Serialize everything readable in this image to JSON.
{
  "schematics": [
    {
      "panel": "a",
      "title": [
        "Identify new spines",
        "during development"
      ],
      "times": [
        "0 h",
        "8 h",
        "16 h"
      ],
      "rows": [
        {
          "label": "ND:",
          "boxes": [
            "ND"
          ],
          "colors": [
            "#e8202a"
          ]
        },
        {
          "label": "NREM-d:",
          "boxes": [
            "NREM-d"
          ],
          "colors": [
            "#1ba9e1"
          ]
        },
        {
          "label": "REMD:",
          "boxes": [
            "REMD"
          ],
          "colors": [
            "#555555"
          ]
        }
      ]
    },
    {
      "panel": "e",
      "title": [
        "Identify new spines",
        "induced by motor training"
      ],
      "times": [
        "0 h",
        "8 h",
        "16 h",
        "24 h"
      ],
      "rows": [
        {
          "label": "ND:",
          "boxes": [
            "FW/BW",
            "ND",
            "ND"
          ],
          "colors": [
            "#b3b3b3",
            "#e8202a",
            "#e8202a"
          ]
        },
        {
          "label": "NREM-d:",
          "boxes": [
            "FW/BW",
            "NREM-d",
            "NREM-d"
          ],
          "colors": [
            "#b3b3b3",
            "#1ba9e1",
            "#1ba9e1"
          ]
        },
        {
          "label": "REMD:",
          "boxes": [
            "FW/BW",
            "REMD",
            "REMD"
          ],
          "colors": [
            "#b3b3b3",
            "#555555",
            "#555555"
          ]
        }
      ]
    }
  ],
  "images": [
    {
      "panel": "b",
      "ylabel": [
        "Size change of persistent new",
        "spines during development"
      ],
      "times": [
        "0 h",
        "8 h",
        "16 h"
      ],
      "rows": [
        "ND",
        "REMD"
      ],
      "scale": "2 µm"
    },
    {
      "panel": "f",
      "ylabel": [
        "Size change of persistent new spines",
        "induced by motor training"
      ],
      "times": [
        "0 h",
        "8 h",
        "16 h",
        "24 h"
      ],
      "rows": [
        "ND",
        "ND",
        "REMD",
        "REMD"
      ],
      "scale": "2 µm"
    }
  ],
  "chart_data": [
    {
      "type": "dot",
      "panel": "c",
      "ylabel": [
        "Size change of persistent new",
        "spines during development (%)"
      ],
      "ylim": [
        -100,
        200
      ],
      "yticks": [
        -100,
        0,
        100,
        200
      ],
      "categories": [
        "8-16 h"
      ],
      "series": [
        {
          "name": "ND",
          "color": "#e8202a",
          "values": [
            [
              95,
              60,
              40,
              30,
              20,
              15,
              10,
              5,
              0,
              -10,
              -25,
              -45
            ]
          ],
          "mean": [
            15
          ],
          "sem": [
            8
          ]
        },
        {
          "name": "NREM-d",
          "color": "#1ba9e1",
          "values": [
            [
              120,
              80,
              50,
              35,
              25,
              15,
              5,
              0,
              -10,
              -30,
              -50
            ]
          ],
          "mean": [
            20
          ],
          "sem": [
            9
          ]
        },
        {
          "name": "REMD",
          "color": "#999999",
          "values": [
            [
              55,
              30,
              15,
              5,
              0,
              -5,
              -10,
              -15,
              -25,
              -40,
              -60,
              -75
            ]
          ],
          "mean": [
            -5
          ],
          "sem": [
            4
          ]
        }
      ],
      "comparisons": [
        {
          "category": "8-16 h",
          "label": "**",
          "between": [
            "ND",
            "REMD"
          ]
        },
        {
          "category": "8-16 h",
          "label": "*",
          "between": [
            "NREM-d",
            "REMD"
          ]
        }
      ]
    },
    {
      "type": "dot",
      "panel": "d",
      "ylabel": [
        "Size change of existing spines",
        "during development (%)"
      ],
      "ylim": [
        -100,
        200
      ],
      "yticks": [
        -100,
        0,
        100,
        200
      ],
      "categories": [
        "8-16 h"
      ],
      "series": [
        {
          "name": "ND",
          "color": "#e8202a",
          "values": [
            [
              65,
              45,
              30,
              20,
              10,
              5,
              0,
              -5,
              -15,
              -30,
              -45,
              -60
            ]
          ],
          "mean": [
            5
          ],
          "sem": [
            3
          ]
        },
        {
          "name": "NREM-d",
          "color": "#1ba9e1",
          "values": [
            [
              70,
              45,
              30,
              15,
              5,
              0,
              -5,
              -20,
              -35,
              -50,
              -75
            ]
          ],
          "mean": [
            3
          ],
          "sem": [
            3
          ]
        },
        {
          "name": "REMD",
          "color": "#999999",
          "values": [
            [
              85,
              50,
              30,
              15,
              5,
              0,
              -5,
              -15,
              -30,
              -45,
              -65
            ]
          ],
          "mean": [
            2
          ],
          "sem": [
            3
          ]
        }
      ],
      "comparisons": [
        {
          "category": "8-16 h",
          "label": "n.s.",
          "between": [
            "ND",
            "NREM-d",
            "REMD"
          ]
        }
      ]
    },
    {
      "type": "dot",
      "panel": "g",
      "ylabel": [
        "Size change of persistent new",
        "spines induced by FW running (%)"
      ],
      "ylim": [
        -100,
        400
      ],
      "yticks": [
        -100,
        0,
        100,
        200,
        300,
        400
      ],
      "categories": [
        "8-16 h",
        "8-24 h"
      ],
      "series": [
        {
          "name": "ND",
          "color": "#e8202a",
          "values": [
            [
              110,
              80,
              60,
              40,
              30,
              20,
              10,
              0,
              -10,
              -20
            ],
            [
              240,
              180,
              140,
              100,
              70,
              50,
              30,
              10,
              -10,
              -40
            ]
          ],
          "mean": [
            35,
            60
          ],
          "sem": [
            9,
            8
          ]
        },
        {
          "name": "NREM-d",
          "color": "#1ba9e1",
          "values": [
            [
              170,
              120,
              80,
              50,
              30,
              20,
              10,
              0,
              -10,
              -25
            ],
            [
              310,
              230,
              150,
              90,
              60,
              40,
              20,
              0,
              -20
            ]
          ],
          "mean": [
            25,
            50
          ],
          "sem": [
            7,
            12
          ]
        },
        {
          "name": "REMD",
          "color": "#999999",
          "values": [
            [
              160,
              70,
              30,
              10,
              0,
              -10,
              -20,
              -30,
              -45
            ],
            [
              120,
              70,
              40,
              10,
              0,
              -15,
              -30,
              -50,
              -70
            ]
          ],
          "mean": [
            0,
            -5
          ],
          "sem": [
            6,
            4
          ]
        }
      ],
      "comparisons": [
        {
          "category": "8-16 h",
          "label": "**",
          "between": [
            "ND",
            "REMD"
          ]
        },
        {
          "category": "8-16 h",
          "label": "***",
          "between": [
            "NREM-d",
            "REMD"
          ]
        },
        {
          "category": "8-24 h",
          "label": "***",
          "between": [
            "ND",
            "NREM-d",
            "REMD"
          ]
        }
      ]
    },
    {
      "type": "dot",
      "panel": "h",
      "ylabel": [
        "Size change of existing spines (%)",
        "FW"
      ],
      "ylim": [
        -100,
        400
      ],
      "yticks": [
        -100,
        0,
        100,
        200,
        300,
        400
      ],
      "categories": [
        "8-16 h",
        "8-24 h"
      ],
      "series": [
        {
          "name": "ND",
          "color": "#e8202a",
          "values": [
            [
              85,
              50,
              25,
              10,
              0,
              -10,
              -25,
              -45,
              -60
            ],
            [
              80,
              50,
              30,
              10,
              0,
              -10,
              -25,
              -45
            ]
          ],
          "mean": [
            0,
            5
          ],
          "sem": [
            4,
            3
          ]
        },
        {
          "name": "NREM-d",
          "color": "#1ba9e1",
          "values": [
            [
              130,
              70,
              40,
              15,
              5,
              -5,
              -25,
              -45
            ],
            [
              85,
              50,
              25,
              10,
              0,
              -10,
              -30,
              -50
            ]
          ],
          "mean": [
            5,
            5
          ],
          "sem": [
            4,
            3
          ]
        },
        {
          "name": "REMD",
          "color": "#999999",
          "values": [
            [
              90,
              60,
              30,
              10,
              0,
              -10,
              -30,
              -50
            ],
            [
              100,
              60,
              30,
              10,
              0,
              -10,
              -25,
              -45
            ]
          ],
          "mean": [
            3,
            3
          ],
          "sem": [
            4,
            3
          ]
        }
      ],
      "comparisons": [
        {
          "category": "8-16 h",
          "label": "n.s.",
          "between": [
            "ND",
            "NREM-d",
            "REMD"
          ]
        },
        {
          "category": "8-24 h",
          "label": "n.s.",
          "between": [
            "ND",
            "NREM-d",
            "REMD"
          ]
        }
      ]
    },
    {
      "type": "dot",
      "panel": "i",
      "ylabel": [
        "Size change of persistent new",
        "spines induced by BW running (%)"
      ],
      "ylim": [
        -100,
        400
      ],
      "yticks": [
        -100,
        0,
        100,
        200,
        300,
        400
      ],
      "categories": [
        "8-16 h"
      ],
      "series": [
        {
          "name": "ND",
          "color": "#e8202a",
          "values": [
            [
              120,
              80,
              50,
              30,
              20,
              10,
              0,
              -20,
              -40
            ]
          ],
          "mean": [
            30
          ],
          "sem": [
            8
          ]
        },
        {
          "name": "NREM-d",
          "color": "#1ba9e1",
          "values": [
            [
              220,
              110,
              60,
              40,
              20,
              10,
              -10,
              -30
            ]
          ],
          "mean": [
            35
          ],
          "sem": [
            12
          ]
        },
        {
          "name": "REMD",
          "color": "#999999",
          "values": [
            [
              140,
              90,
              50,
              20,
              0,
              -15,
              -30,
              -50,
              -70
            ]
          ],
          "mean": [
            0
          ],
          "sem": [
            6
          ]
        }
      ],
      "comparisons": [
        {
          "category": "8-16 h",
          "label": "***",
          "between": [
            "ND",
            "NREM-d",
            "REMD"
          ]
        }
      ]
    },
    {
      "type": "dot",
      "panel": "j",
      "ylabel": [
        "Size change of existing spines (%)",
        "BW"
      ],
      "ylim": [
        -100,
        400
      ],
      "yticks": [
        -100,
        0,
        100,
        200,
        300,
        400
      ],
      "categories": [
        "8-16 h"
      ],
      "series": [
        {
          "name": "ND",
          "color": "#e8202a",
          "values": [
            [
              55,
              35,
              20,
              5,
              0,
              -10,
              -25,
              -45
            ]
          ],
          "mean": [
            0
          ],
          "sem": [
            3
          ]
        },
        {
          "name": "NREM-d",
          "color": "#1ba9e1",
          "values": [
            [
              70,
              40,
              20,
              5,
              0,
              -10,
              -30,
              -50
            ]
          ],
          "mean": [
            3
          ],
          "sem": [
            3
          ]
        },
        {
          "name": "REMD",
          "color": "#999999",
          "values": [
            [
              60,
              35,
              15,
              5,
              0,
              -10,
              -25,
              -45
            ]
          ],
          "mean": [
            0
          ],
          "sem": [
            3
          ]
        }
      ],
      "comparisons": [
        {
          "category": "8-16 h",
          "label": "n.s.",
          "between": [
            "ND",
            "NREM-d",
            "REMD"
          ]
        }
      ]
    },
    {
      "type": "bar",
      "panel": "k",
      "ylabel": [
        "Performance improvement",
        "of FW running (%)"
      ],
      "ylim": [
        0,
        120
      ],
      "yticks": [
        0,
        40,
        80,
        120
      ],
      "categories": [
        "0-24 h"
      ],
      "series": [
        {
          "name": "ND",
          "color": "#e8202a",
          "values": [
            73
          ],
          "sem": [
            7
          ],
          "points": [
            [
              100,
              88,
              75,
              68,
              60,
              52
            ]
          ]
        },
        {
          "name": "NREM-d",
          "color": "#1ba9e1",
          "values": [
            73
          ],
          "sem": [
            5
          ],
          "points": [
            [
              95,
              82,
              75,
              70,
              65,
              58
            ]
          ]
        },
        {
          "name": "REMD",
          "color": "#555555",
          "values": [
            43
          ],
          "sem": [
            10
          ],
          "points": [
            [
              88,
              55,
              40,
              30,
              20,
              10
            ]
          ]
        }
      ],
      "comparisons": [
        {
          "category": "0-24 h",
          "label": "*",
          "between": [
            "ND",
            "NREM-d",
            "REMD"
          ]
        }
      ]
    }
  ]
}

### TASK DESCRIPTION
Answer with one number: how many lines of the entries above include the word "during".

### WRITTEN RESPONSE
4